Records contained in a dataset
☆ ☆ ☆ ☆
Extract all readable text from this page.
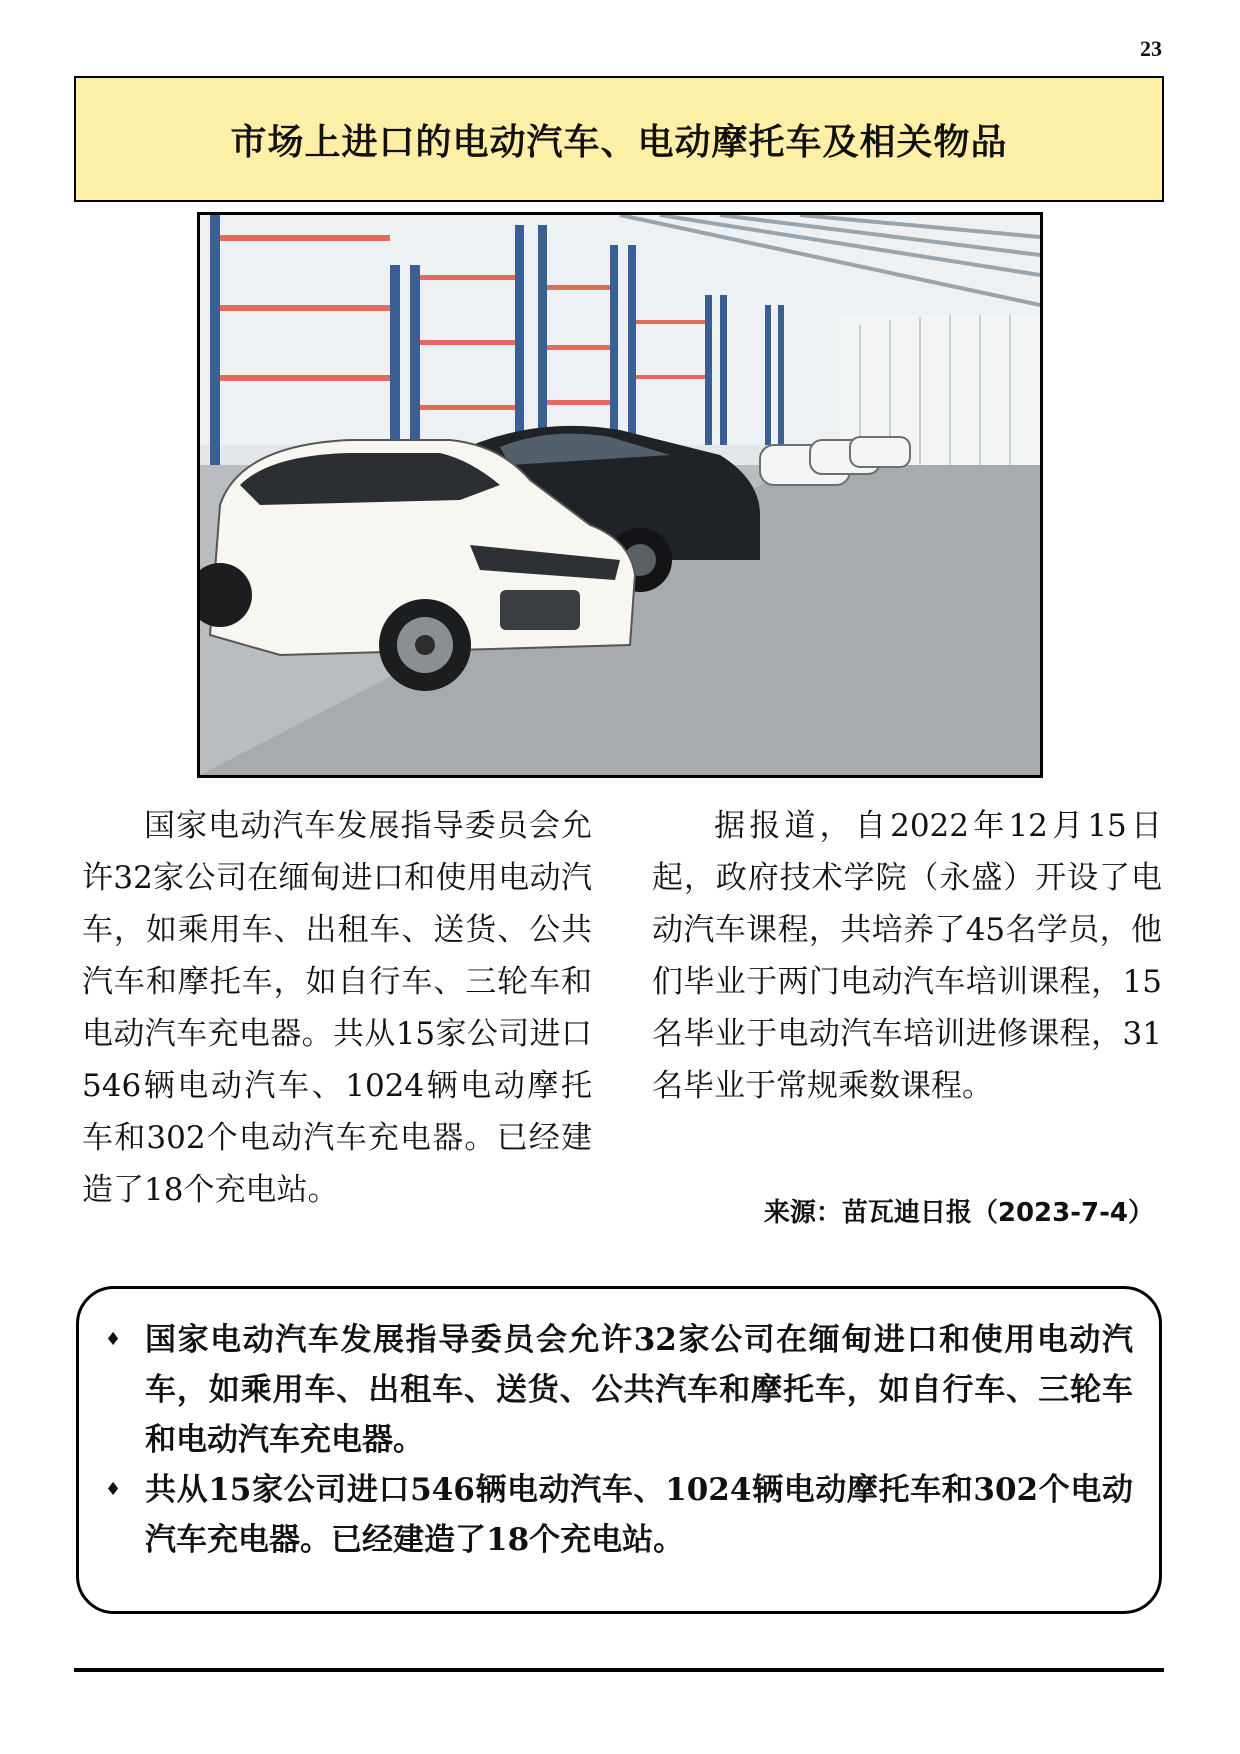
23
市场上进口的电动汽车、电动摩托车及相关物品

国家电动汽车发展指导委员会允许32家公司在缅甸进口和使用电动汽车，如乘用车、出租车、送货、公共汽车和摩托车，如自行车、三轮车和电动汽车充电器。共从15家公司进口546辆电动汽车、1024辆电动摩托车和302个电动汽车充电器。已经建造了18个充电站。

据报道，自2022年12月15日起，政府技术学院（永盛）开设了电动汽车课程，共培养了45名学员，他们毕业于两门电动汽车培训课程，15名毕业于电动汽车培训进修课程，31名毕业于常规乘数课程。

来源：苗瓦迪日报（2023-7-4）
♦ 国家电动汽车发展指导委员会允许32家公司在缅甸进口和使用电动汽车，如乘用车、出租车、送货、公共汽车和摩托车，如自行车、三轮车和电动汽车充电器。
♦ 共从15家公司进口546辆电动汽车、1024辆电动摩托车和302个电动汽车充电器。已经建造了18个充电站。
☆ ☆ ☆ ☆
- _Objective_:
Transcribe all the data word for word; the images stay out.

- _Expected answer_:
Extract all readable text from this page.
23
市场上进口的电动汽车、电动摩托车及相关物品

国家电动汽车发展指导委员会允许32家公司在缅甸进口和使用电动汽车，如乘用车、出租车、送货、公共汽车和摩托车，如自行车、三轮车和电动汽车充电器。共从15家公司进口546辆电动汽车、1024辆电动摩托车和302个电动汽车充电器。已经建造了18个充电站。

据报道，自2022年12月15日起，政府技术学院（永盛）开设了电动汽车课程，共培养了45名学员，他们毕业于两门电动汽车培训课程，15名毕业于电动汽车培训进修课程，31名毕业于常规乘数课程。

来源：苗瓦迪日报（2023-7-4）
♦ 国家电动汽车发展指导委员会允许32家公司在缅甸进口和使用电动汽车，如乘用车、出租车、送货、公共汽车和摩托车，如自行车、三轮车和电动汽车充电器。
♦ 共从15家公司进口546辆电动汽车、1024辆电动摩托车和302个电动汽车充电器。已经建造了18个充电站。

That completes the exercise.